→ **Stated exercise**
Determine how many lines in these records hold "နဝရတ". Only the number is wanted.

(Data extracted from a collection)

------

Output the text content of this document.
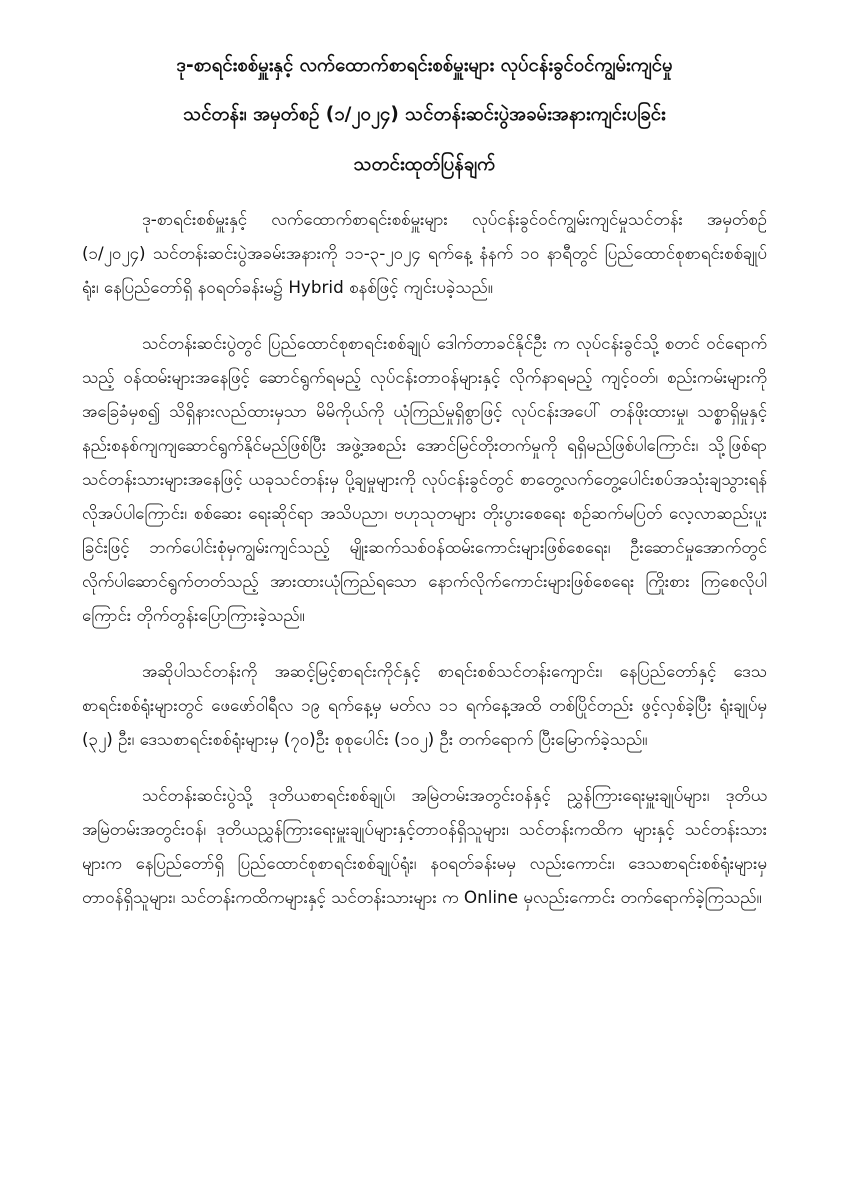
ဒု-စာရင်းစစ်မှူးနှင့် လက်ထောက်စာရင်းစစ်မှူးများ လုပ်ငန်းခွင်ဝင်ကျွမ်းကျင်မှု
သင်တန်း၊ အမှတ်စဉ် (၁/၂၀၂၄) သင်တန်းဆင်းပွဲအခမ်းအနားကျင်းပခြင်း
သတင်းထုတ်ပြန်ချက်

ဒု-စာရင်းစစ်မှူးနှင့် လက်ထောက်စာရင်းစစ်မှူးများ လုပ်ငန်းခွင်ဝင်ကျွမ်းကျင်မှုသင်တန်း အမှတ်စဉ် (၁/၂၀၂၄) သင်တန်းဆင်းပွဲအခမ်းအနားကို ၁၁-၃-၂၀၂၄ ရက်နေ့ နံနက် ၁၀ နာရီတွင် ပြည်ထောင်စုစာရင်းစစ်ချုပ်ရုံး၊ နေပြည်တော်ရှိ နဝရတ်ခန်းမ၌ Hybrid စနစ်ဖြင့် ကျင်းပခဲ့သည်။

သင်တန်းဆင်းပွဲတွင် ပြည်ထောင်စုစာရင်းစစ်ချုပ် ဒေါက်တာခင်နိုင်ဦး က လုပ်ငန်းခွင်သို့ စတင် ဝင်ရောက်သည့် ဝန်ထမ်းများအနေဖြင့် ဆောင်ရွက်ရမည့် လုပ်ငန်းတာဝန်များနှင့် လိုက်နာရမည့် ကျင့်ဝတ်၊ စည်းကမ်းများကို အခြေခံမှစ၍ သိရှိနားလည်ထားမှသာ မိမိကိုယ်ကို ယုံကြည်မှုရှိစွာဖြင့် လုပ်ငန်းအပေါ် တန်ဖိုးထားမှု၊ သစ္စာရှိမှုနှင့် နည်းစနစ်ကျကျဆောင်ရွက်နိုင်မည်ဖြစ်ပြီး အဖွဲ့အစည်း အောင်မြင်တိုးတက်မှုကို ရရှိမည်ဖြစ်ပါကြောင်း၊ သို့ဖြစ်ရာ သင်တန်းသားများအနေဖြင့် ယခုသင်တန်းမှ ပို့ချမှုများကို လုပ်ငန်းခွင်တွင် စာတွေ့လက်တွေ့ပေါင်းစပ်အသုံးချသွားရန် လိုအပ်ပါကြောင်း၊ စစ်ဆေး ရေးဆိုင်ရာ အသိပညာ၊ ဗဟုသုတများ တိုးပွားစေရေး စဉ်ဆက်မပြတ် လေ့လာဆည်းပူးခြင်းဖြင့် ဘက်ပေါင်းစုံမှကျွမ်းကျင်သည့် မျိုးဆက်သစ်ဝန်ထမ်းကောင်းများဖြစ်စေရေး၊ ဦးဆောင်မှုအောက်တွင် လိုက်ပါဆောင်ရွက်တတ်သည့် အားထားယုံကြည်ရသော နောက်လိုက်ကောင်းများဖြစ်စေရေး ကြိုးစား ကြစေလိုပါကြောင်း တိုက်တွန်းပြောကြားခဲ့သည်။

အဆိုပါသင်တန်းကို အဆင့်မြင့်စာရင်းကိုင်နှင့် စာရင်းစစ်သင်တန်းကျောင်း၊ နေပြည်တော်နှင့် ဒေသစာရင်းစစ်ရုံးများတွင် ဖေဖော်ဝါရီလ ၁၉ ရက်နေ့မှ မတ်လ ၁၁ ရက်နေ့အထိ တစ်ပြိုင်တည်း ဖွင့်လှစ်ခဲ့ပြီး ရုံးချုပ်မှ (၃၂) ဦး၊ ဒေသစာရင်းစစ်ရုံးများမှ (၇၀)ဦး စုစုပေါင်း (၁၀၂) ဦး တက်ရောက် ပြီးမြောက်ခဲ့သည်။

သင်တန်းဆင်းပွဲသို့ ဒုတိယစာရင်းစစ်ချုပ်၊ အမြဲတမ်းအတွင်းဝန်နှင့် ညွှန်ကြားရေးမှူးချုပ်များ၊ ဒုတိယအမြဲတမ်းအတွင်းဝန်၊ ဒုတိယညွှန်ကြားရေးမှူးချုပ်များနှင့်တာဝန်ရှိသူများ၊ သင်တန်းကထိက များနှင့် သင်တန်းသားများက နေပြည်တော်ရှိ ပြည်ထောင်စုစာရင်းစစ်ချုပ်ရုံး၊ နဝရတ်ခန်းမမှ လည်းကောင်း၊ ဒေသစာရင်းစစ်ရုံးများမှ တာဝန်ရှိသူများ၊ သင်တန်းကထိကများနှင့် သင်တန်းသားများ က Online မှလည်းကောင်း တက်ရောက်ခဲ့ကြသည်။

------

→ **Output for this task**
2